The data below is to be returned in full and exactly.

Dataset excerpt:
------------------------------------------------------------------------
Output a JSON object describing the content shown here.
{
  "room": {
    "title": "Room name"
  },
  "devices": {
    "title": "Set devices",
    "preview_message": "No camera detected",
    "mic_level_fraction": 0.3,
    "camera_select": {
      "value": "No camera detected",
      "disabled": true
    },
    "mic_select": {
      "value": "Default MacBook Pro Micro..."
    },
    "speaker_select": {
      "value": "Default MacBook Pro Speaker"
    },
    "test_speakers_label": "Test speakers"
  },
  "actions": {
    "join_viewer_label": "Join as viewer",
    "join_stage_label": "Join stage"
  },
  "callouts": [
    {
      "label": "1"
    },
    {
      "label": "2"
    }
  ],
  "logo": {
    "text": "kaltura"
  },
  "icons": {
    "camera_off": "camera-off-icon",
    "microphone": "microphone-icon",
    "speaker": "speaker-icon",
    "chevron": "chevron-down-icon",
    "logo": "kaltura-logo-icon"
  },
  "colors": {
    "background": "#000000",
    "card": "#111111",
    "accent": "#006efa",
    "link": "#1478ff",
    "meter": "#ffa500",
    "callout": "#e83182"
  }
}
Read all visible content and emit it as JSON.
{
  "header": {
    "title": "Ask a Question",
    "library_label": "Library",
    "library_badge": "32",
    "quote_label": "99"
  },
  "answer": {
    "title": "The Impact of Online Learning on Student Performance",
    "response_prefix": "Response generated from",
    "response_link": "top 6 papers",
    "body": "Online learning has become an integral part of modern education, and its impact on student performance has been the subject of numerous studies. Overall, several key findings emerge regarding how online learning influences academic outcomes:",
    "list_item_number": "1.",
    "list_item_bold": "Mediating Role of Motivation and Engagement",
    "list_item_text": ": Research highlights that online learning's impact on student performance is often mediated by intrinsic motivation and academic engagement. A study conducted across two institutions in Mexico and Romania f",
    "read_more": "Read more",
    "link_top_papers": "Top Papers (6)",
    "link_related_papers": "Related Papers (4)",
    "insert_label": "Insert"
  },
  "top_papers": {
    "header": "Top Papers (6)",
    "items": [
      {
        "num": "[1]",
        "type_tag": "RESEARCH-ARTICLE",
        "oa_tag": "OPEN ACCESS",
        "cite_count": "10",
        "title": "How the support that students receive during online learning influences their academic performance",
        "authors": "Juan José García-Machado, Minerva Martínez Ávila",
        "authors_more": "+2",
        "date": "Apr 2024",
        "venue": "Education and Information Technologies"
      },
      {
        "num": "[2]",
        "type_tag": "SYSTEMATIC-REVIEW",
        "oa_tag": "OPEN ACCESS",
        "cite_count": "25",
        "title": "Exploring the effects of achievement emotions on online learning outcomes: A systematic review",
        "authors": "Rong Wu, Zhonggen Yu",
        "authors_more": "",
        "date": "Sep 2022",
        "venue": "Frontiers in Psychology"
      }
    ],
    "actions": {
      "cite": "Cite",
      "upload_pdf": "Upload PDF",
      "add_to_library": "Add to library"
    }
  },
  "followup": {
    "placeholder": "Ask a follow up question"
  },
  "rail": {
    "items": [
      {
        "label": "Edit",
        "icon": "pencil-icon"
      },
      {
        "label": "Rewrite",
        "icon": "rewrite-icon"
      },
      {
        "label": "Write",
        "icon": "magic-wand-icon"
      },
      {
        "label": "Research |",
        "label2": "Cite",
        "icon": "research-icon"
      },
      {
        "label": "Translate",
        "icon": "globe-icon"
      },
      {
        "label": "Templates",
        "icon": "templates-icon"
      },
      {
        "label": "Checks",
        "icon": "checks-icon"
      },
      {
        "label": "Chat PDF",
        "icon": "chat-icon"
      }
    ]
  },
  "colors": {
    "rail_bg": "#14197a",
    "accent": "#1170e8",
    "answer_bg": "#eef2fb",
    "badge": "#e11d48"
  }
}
------------------------------------------------------------------------
EXERCISE SOLUTION:
Output a JSON object describing the content shown here.
{
  "room": {
    "title": "Room name"
  },
  "devices": {
    "title": "Set devices",
    "preview_message": "No camera detected",
    "mic_level_fraction": 0.3,
    "camera_select": {
      "value": "No camera detected",
      "disabled": true
    },
    "mic_select": {
      "value": "Default MacBook Pro Micro..."
    },
    "speaker_select": {
      "value": "Default MacBook Pro Speaker"
    },
    "test_speakers_label": "Test speakers"
  },
  "actions": {
    "join_viewer_label": "Join as viewer",
    "join_stage_label": "Join stage"
  },
  "callouts": [
    {
      "label": "1"
    },
    {
      "label": "2"
    }
  ],
  "logo": {
    "text": "kaltura"
  },
  "icons": {
    "camera_off": "camera-off-icon",
    "microphone": "microphone-icon",
    "speaker": "speaker-icon",
    "chevron": "chevron-down-icon",
    "logo": "kaltura-logo-icon"
  },
  "colors": {
    "background": "#000000",
    "card": "#111111",
    "accent": "#006efa",
    "link": "#1478ff",
    "meter": "#ffa500",
    "callout": "#e83182"
  }
}
Read all visible content and emit it as JSON.
{
  "header": {
    "title": "Ask a Question",
    "library_label": "Library",
    "library_badge": "32",
    "quote_label": "99"
  },
  "answer": {
    "title": "The Impact of Online Learning on Student Performance",
    "response_prefix": "Response generated from",
    "response_link": "top 6 papers",
    "body": "Online learning has become an integral part of modern education, and its impact on student performance has been the subject of numerous studies. Overall, several key findings emerge regarding how online learning influences academic outcomes:",
    "list_item_number": "1.",
    "list_item_bold": "Mediating Role of Motivation and Engagement",
    "list_item_text": ": Research highlights that online learning's impact on student performance is often mediated by intrinsic motivation and academic engagement. A study conducted across two institutions in Mexico and Romania f",
    "read_more": "Read more",
    "link_top_papers": "Top Papers (6)",
    "link_related_papers": "Related Papers (4)",
    "insert_label": "Insert"
  },
  "top_papers": {
    "header": "Top Papers (6)",
    "items": [
      {
        "num": "[1]",
        "type_tag": "RESEARCH-ARTICLE",
        "oa_tag": "OPEN ACCESS",
        "cite_count": "10",
        "title": "How the support that students receive during online learning influences their academic performance",
        "authors": "Juan José García-Machado, Minerva Martínez Ávila",
        "authors_more": "+2",
        "date": "Apr 2024",
        "venue": "Education and Information Technologies"
      },
      {
        "num": "[2]",
        "type_tag": "SYSTEMATIC-REVIEW",
        "oa_tag": "OPEN ACCESS",
        "cite_count": "25",
        "title": "Exploring the effects of achievement emotions on online learning outcomes: A systematic review",
        "authors": "Rong Wu, Zhonggen Yu",
        "authors_more": "",
        "date": "Sep 2022",
        "venue": "Frontiers in Psychology"
      }
    ],
    "actions": {
      "cite": "Cite",
      "upload_pdf": "Upload PDF",
      "add_to_library": "Add to library"
    }
  },
  "followup": {
    "placeholder": "Ask a follow up question"
  },
  "rail": {
    "items": [
      {
        "label": "Edit",
        "icon": "pencil-icon"
      },
      {
        "label": "Rewrite",
        "icon": "rewrite-icon"
      },
      {
        "label": "Write",
        "icon": "magic-wand-icon"
      },
      {
        "label": "Research |",
        "label2": "Cite",
        "icon": "research-icon"
      },
      {
        "label": "Translate",
        "icon": "globe-icon"
      },
      {
        "label": "Templates",
        "icon": "templates-icon"
      },
      {
        "label": "Checks",
        "icon": "checks-icon"
      },
      {
        "label": "Chat PDF",
        "icon": "chat-icon"
      }
    ]
  },
  "colors": {
    "rail_bg": "#14197a",
    "accent": "#1170e8",
    "answer_bg": "#eef2fb",
    "badge": "#e11d48"
  }
}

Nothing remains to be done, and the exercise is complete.